(Figure record listings)
****

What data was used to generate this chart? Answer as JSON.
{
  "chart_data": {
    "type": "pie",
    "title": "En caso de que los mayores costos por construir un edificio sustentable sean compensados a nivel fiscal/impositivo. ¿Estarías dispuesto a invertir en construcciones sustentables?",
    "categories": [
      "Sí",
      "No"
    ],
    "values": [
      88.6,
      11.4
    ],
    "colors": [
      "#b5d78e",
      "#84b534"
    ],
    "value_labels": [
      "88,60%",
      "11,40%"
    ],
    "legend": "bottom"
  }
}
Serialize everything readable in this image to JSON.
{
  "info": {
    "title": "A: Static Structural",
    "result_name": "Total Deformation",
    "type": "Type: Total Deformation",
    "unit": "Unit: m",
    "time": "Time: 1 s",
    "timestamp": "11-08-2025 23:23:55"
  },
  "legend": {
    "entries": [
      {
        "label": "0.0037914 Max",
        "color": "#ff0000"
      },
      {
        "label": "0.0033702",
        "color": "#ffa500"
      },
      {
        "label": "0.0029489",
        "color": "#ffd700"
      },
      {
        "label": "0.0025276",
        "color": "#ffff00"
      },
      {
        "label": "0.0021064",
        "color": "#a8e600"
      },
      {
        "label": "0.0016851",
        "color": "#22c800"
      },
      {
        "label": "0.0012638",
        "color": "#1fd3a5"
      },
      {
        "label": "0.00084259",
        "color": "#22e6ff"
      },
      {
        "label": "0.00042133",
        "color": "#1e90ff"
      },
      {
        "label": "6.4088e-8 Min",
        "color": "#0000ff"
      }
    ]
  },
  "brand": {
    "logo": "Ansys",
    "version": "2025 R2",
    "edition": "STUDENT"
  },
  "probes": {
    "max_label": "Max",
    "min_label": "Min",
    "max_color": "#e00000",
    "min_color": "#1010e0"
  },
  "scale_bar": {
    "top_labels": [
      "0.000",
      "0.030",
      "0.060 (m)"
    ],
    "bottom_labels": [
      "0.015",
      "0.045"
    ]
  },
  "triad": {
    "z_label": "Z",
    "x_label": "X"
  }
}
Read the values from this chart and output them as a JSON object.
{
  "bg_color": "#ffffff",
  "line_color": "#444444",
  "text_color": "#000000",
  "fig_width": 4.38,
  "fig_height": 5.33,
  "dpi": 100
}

****

EXERCISE GOAL ▸
Using the material above, print every entry exactly as written.

COMPLETED EXERCISE ▸
What data was used to generate this chart? Answer as JSON.
{
  "chart_data": {
    "type": "pie",
    "title": "En caso de que los mayores costos por construir un edificio sustentable sean compensados a nivel fiscal/impositivo. ¿Estarías dispuesto a invertir en construcciones sustentables?",
    "categories": [
      "Sí",
      "No"
    ],
    "values": [
      88.6,
      11.4
    ],
    "colors": [
      "#b5d78e",
      "#84b534"
    ],
    "value_labels": [
      "88,60%",
      "11,40%"
    ],
    "legend": "bottom"
  }
}
Serialize everything readable in this image to JSON.
{
  "info": {
    "title": "A: Static Structural",
    "result_name": "Total Deformation",
    "type": "Type: Total Deformation",
    "unit": "Unit: m",
    "time": "Time: 1 s",
    "timestamp": "11-08-2025 23:23:55"
  },
  "legend": {
    "entries": [
      {
        "label": "0.0037914 Max",
        "color": "#ff0000"
      },
      {
        "label": "0.0033702",
        "color": "#ffa500"
      },
      {
        "label": "0.0029489",
        "color": "#ffd700"
      },
      {
        "label": "0.0025276",
        "color": "#ffff00"
      },
      {
        "label": "0.0021064",
        "color": "#a8e600"
      },
      {
        "label": "0.0016851",
        "color": "#22c800"
      },
      {
        "label": "0.0012638",
        "color": "#1fd3a5"
      },
      {
        "label": "0.00084259",
        "color": "#22e6ff"
      },
      {
        "label": "0.00042133",
        "color": "#1e90ff"
      },
      {
        "label": "6.4088e-8 Min",
        "color": "#0000ff"
      }
    ]
  },
  "brand": {
    "logo": "Ansys",
    "version": "2025 R2",
    "edition": "STUDENT"
  },
  "probes": {
    "max_label": "Max",
    "min_label": "Min",
    "max_color": "#e00000",
    "min_color": "#1010e0"
  },
  "scale_bar": {
    "top_labels": [
      "0.000",
      "0.030",
      "0.060 (m)"
    ],
    "bottom_labels": [
      "0.015",
      "0.045"
    ]
  },
  "triad": {
    "z_label": "Z",
    "x_label": "X"
  }
}
Read the values from this chart and output them as a JSON object.
{
  "bg_color": "#ffffff",
  "line_color": "#444444",
  "text_color": "#000000",
  "fig_width": 4.38,
  "fig_height": 5.33,
  "dpi": 100
}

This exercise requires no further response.